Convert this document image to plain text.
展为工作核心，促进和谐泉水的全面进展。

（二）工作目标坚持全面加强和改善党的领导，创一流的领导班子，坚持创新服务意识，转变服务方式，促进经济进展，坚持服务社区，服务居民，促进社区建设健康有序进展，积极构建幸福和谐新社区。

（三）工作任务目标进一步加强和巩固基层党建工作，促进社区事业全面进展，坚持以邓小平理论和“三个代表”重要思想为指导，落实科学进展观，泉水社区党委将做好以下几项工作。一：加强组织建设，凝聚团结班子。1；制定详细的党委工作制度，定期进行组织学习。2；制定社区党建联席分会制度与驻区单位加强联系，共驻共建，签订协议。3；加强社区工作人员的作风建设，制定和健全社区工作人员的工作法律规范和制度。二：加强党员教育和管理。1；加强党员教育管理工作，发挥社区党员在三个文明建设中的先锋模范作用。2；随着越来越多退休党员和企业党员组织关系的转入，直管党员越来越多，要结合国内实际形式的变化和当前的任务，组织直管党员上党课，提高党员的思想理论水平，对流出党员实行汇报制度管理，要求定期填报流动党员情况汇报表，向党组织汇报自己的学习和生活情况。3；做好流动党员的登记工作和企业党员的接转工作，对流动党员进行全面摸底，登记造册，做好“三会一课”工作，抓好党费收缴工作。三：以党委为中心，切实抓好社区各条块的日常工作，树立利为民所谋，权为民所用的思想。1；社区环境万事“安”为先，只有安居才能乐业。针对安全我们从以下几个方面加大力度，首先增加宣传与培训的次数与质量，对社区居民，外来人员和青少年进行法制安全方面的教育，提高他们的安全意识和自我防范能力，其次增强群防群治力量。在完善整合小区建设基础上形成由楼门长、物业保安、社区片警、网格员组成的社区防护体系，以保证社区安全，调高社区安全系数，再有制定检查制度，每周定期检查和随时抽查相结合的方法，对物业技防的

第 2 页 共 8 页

--- Directions for this task ---
The records above need to be transcribed in full. Keep every character unchanged.

--- Exercise result ---
Convert this document image to plain text.
展为工作核心，促进和谐泉水的全面进展。

（二）工作目标坚持全面加强和改善党的领导，创一流的领导班子，坚持创新服务意识，转变服务方式，促进经济进展，坚持服务社区，服务居民，促进社区建设健康有序进展，积极构建幸福和谐新社区。

（三）工作任务目标进一步加强和巩固基层党建工作，促进社区事业全面进展，坚持以邓小平理论和“三个代表”重要思想为指导，落实科学进展观，泉水社区党委将做好以下几项工作。一：加强组织建设，凝聚团结班子。1；制定详细的党委工作制度，定期进行组织学习。2；制定社区党建联席分会制度与驻区单位加强联系，共驻共建，签订协议。3；加强社区工作人员的作风建设，制定和健全社区工作人员的工作法律规范和制度。二：加强党员教育和管理。1；加强党员教育管理工作，发挥社区党员在三个文明建设中的先锋模范作用。2；随着越来越多退休党员和企业党员组织关系的转入，直管党员越来越多，要结合国内实际形式的变化和当前的任务，组织直管党员上党课，提高党员的思想理论水平，对流出党员实行汇报制度管理，要求定期填报流动党员情况汇报表，向党组织汇报自己的学习和生活情况。3；做好流动党员的登记工作和企业党员的接转工作，对流动党员进行全面摸底，登记造册，做好“三会一课”工作，抓好党费收缴工作。三：以党委为中心，切实抓好社区各条块的日常工作，树立利为民所谋，权为民所用的思想。1；社区环境万事“安”为先，只有安居才能乐业。针对安全我们从以下几个方面加大力度，首先增加宣传与培训的次数与质量，对社区居民，外来人员和青少年进行法制安全方面的教育，提高他们的安全意识和自我防范能力，其次增强群防群治力量。在完善整合小区建设基础上形成由楼门长、物业保安、社区片警、网格员组成的社区防护体系，以保证社区安全，调高社区安全系数，再有制定检查制度，每周定期检查和随时抽查相结合的方法，对物业技防的

第 2 页 共 8 页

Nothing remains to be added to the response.